[start of MATERIAL PROVIDED]

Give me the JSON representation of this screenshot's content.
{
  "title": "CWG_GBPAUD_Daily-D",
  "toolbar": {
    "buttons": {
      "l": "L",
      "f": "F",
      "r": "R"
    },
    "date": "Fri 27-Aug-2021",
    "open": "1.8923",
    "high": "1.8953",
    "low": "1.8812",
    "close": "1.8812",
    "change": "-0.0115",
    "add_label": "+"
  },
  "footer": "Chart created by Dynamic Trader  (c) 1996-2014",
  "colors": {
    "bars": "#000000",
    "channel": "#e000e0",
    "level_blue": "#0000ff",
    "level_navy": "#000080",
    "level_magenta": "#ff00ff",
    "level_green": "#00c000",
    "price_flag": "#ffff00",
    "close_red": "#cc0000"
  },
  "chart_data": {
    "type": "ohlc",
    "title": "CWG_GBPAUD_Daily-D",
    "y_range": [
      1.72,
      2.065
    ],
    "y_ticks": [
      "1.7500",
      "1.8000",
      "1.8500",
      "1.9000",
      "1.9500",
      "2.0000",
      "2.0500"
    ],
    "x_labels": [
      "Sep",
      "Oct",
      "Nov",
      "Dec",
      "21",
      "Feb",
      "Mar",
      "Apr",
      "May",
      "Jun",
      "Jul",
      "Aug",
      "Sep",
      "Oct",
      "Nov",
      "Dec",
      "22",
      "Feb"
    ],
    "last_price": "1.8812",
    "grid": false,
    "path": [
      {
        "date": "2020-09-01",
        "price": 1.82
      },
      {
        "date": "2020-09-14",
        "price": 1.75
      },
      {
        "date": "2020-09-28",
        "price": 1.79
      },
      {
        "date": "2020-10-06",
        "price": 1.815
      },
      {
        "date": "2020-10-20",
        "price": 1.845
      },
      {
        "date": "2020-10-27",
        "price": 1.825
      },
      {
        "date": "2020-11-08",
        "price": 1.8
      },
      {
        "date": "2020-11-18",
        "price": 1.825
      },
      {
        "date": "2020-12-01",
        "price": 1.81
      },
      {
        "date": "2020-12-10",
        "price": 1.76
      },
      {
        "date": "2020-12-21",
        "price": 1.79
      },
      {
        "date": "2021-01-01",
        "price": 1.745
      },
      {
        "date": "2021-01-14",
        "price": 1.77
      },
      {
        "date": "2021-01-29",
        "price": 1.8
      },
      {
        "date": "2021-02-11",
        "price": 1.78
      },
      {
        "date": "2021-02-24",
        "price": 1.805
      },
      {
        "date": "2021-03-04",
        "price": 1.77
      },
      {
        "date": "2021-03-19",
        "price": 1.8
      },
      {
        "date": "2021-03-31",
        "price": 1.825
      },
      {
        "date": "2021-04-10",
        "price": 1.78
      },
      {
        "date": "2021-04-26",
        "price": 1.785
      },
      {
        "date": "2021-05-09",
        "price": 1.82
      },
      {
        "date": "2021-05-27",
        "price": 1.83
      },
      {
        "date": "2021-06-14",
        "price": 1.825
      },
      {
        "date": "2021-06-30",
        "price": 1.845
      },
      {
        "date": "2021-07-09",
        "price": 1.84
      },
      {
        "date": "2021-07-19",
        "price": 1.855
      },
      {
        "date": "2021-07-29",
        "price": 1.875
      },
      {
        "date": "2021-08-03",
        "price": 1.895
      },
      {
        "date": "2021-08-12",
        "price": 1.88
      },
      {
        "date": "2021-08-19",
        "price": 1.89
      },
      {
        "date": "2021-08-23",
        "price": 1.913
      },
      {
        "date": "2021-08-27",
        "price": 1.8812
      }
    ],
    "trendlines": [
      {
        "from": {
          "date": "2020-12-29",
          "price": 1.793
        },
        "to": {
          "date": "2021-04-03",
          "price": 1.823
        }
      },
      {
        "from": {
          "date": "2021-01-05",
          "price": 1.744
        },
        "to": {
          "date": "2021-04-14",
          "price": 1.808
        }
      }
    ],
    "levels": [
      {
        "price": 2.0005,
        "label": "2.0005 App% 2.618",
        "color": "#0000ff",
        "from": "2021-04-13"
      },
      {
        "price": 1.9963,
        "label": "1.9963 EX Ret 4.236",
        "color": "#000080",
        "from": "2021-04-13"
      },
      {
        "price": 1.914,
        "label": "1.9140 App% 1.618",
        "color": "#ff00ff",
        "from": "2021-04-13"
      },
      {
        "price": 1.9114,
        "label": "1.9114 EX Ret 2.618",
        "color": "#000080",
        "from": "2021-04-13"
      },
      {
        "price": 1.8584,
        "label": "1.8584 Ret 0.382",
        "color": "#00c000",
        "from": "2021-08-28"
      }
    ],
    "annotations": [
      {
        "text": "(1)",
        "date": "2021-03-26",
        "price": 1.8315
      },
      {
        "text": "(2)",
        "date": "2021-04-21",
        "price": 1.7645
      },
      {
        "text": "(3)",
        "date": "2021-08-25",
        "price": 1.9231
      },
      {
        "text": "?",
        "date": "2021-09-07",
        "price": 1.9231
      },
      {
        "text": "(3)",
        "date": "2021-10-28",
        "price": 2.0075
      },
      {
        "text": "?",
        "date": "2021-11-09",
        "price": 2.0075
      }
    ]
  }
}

[end of MATERIAL PROVIDED]

-- EXERCISE OBJECTIVE --
Repeat every entry exactly as written above.

-- FINAL RESULT --
Give me the JSON representation of this screenshot's content.
{
  "title": "CWG_GBPAUD_Daily-D",
  "toolbar": {
    "buttons": {
      "l": "L",
      "f": "F",
      "r": "R"
    },
    "date": "Fri 27-Aug-2021",
    "open": "1.8923",
    "high": "1.8953",
    "low": "1.8812",
    "close": "1.8812",
    "change": "-0.0115",
    "add_label": "+"
  },
  "footer": "Chart created by Dynamic Trader  (c) 1996-2014",
  "colors": {
    "bars": "#000000",
    "channel": "#e000e0",
    "level_blue": "#0000ff",
    "level_navy": "#000080",
    "level_magenta": "#ff00ff",
    "level_green": "#00c000",
    "price_flag": "#ffff00",
    "close_red": "#cc0000"
  },
  "chart_data": {
    "type": "ohlc",
    "title": "CWG_GBPAUD_Daily-D",
    "y_range": [
      1.72,
      2.065
    ],
    "y_ticks": [
      "1.7500",
      "1.8000",
      "1.8500",
      "1.9000",
      "1.9500",
      "2.0000",
      "2.0500"
    ],
    "x_labels": [
      "Sep",
      "Oct",
      "Nov",
      "Dec",
      "21",
      "Feb",
      "Mar",
      "Apr",
      "May",
      "Jun",
      "Jul",
      "Aug",
      "Sep",
      "Oct",
      "Nov",
      "Dec",
      "22",
      "Feb"
    ],
    "last_price": "1.8812",
    "grid": false,
    "path": [
      {
        "date": "2020-09-01",
        "price": 1.82
      },
      {
        "date": "2020-09-14",
        "price": 1.75
      },
      {
        "date": "2020-09-28",
        "price": 1.79
      },
      {
        "date": "2020-10-06",
        "price": 1.815
      },
      {
        "date": "2020-10-20",
        "price": 1.845
      },
      {
        "date": "2020-10-27",
        "price": 1.825
      },
      {
        "date": "2020-11-08",
        "price": 1.8
      },
      {
        "date": "2020-11-18",
        "price": 1.825
      },
      {
        "date": "2020-12-01",
        "price": 1.81
      },
      {
        "date": "2020-12-10",
        "price": 1.76
      },
      {
        "date": "2020-12-21",
        "price": 1.79
      },
      {
        "date": "2021-01-01",
        "price": 1.745
      },
      {
        "date": "2021-01-14",
        "price": 1.77
      },
      {
        "date": "2021-01-29",
        "price": 1.8
      },
      {
        "date": "2021-02-11",
        "price": 1.78
      },
      {
        "date": "2021-02-24",
        "price": 1.805
      },
      {
        "date": "2021-03-04",
        "price": 1.77
      },
      {
        "date": "2021-03-19",
        "price": 1.8
      },
      {
        "date": "2021-03-31",
        "price": 1.825
      },
      {
        "date": "2021-04-10",
        "price": 1.78
      },
      {
        "date": "2021-04-26",
        "price": 1.785
      },
      {
        "date": "2021-05-09",
        "price": 1.82
      },
      {
        "date": "2021-05-27",
        "price": 1.83
      },
      {
        "date": "2021-06-14",
        "price": 1.825
      },
      {
        "date": "2021-06-30",
        "price": 1.845
      },
      {
        "date": "2021-07-09",
        "price": 1.84
      },
      {
        "date": "2021-07-19",
        "price": 1.855
      },
      {
        "date": "2021-07-29",
        "price": 1.875
      },
      {
        "date": "2021-08-03",
        "price": 1.895
      },
      {
        "date": "2021-08-12",
        "price": 1.88
      },
      {
        "date": "2021-08-19",
        "price": 1.89
      },
      {
        "date": "2021-08-23",
        "price": 1.913
      },
      {
        "date": "2021-08-27",
        "price": 1.8812
      }
    ],
    "trendlines": [
      {
        "from": {
          "date": "2020-12-29",
          "price": 1.793
        },
        "to": {
          "date": "2021-04-03",
          "price": 1.823
        }
      },
      {
        "from": {
          "date": "2021-01-05",
          "price": 1.744
        },
        "to": {
          "date": "2021-04-14",
          "price": 1.808
        }
      }
    ],
    "levels": [
      {
        "price": 2.0005,
        "label": "2.0005 App% 2.618",
        "color": "#0000ff",
        "from": "2021-04-13"
      },
      {
        "price": 1.9963,
        "label": "1.9963 EX Ret 4.236",
        "color": "#000080",
        "from": "2021-04-13"
      },
      {
        "price": 1.914,
        "label": "1.9140 App% 1.618",
        "color": "#ff00ff",
        "from": "2021-04-13"
      },
      {
        "price": 1.9114,
        "label": "1.9114 EX Ret 2.618",
        "color": "#000080",
        "from": "2021-04-13"
      },
      {
        "price": 1.8584,
        "label": "1.8584 Ret 0.382",
        "color": "#00c000",
        "from": "2021-08-28"
      }
    ],
    "annotations": [
      {
        "text": "(1)",
        "date": "2021-03-26",
        "price": 1.8315
      },
      {
        "text": "(2)",
        "date": "2021-04-21",
        "price": 1.7645
      },
      {
        "text": "(3)",
        "date": "2021-08-25",
        "price": 1.9231
      },
      {
        "text": "?",
        "date": "2021-09-07",
        "price": 1.9231
      },
      {
        "text": "(3)",
        "date": "2021-10-28",
        "price": 2.0075
      },
      {
        "text": "?",
        "date": "2021-11-09",
        "price": 2.0075
      }
    ]
  }
}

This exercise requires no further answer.